## [DATA IN THIS EXERCISE]
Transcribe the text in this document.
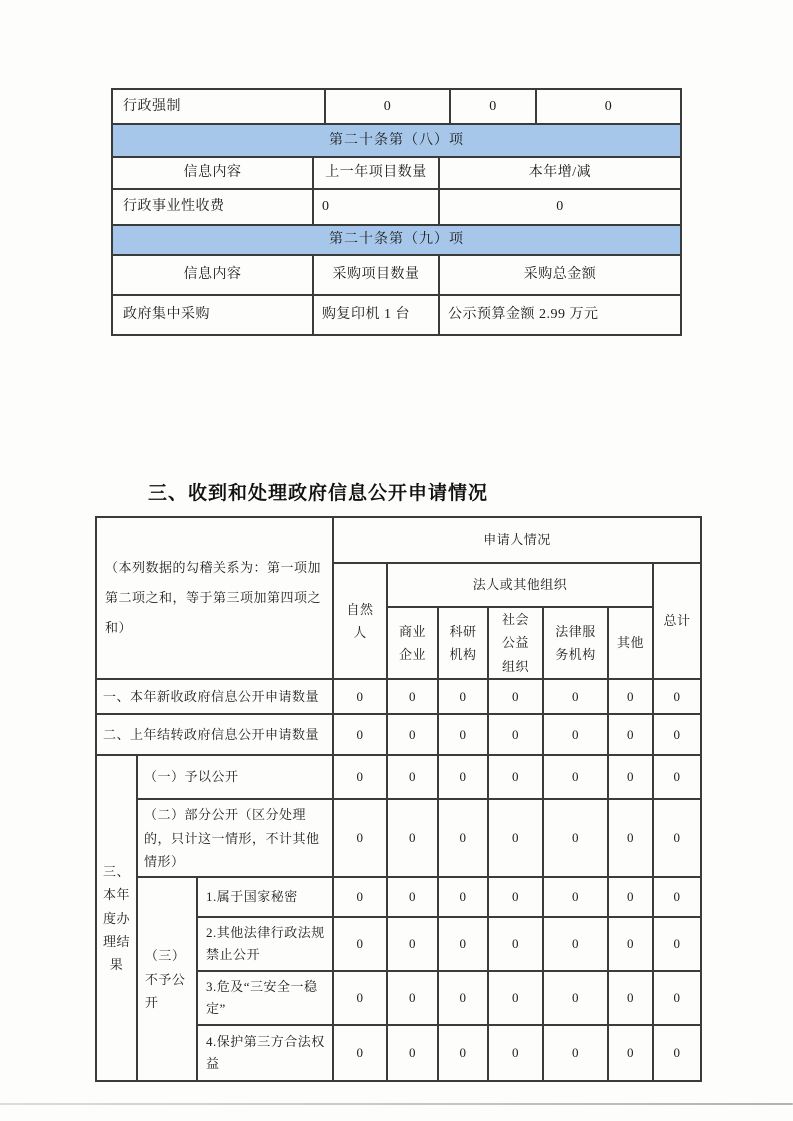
行政强制		0		0	0
第二十条第（八）项					
信息内容	上一年项目数量		本年增/减		
行政事业性收费	0		0		
第二十条第（九）项					
信息内容	采购项目数量		采购总金额		
政府集中采购	购复印机 1 台		公示预算金额 2.99 万元		
三、收到和处理政府信息公开申请情况
（本列数据的勾稽关系为：第一项加第二项之和，等于第三项加第四项之和）			申请人情况						
			自然人	法人或其他组织					总计
				商业企业	科研机构	社会公益组织	法律服务机构	其他	
一、本年新收政府信息公开申请数量			0	0	0	0	0	0	0
二、上年结转政府信息公开申请数量			0	0	0	0	0	0	0
三、本年度办理结果	（一）予以公开		0	0	0	0	0	0	0
	（二）部分公开（区分处理的，只计这一情形，不计其他情形）		0	0	0	0	0	0	0
	（三）不予公开	1.属于国家秘密	0	0	0	0	0	0	0
		2.其他法律行政法规禁止公开	0	0	0	0	0	0	0
		3.危及“三安全一稳定”	0	0	0	0	0	0	0
		4.保护第三方合法权益	0	0	0	0	0	0	0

## [WRITTEN TASK]
Find every line in the entries that includes the word "信息内容", then state how many there are and nothing else.

## [RESULT BELOW]
2